Exercise -> Show only lines that include "ετήσια".

Provided records ->
#####

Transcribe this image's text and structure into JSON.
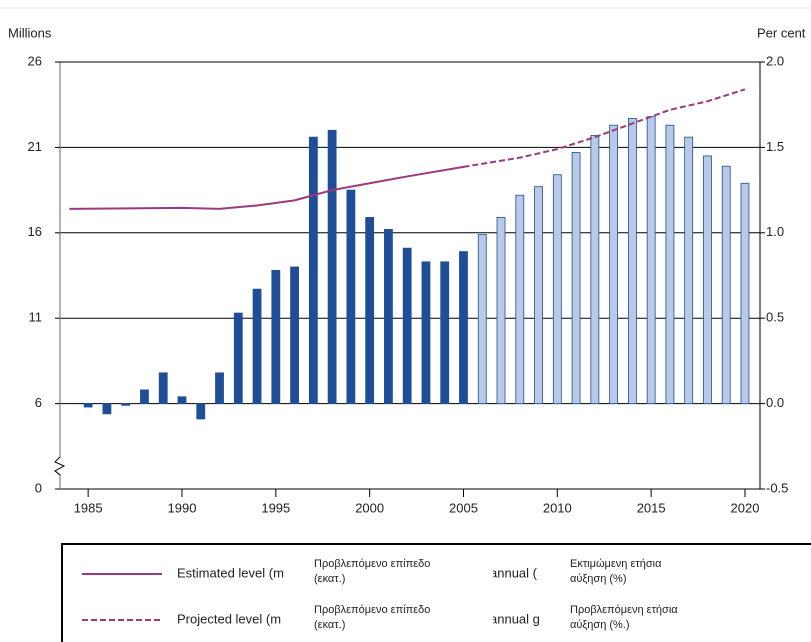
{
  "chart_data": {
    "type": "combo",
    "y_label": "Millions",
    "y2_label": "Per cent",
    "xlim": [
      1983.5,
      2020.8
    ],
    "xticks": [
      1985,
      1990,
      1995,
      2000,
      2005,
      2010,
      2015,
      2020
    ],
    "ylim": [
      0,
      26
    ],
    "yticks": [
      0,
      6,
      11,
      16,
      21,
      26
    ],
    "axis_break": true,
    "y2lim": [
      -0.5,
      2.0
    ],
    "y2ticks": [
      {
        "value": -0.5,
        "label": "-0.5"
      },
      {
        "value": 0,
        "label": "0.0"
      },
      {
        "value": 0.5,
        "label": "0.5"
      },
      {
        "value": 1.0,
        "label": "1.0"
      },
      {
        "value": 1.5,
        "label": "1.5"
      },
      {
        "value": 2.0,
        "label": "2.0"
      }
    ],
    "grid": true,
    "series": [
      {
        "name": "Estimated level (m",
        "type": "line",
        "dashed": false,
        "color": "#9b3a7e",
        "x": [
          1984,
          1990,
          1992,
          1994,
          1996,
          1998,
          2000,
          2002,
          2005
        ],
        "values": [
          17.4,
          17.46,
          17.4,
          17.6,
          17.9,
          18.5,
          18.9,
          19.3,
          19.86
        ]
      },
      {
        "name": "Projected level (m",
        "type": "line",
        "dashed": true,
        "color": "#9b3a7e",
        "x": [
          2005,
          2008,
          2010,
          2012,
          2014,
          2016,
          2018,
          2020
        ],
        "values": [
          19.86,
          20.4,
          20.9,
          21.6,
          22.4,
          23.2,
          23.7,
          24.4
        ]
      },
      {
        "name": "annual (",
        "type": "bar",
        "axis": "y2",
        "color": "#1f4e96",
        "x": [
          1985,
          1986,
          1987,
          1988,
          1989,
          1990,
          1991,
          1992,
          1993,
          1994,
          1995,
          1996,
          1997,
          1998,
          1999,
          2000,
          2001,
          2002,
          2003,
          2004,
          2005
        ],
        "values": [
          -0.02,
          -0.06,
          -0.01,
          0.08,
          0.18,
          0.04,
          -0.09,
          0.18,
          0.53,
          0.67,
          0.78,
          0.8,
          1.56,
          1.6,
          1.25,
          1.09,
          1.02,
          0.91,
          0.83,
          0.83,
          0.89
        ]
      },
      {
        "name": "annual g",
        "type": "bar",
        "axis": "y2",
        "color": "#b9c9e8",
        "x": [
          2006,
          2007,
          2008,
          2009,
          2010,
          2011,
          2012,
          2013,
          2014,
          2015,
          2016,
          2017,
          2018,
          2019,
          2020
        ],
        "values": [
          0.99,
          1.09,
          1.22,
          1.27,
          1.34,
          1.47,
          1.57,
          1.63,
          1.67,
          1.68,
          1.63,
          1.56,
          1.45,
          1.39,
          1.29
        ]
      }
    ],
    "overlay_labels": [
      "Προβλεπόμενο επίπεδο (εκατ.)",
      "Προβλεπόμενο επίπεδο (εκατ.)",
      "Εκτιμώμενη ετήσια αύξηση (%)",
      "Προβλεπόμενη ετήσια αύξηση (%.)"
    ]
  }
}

#####

Solution to this task ->
      "Εκτιμώμενη ετήσια αύξηση (%)",
      "Προβλεπόμενη ετήσια αύξηση (%.)"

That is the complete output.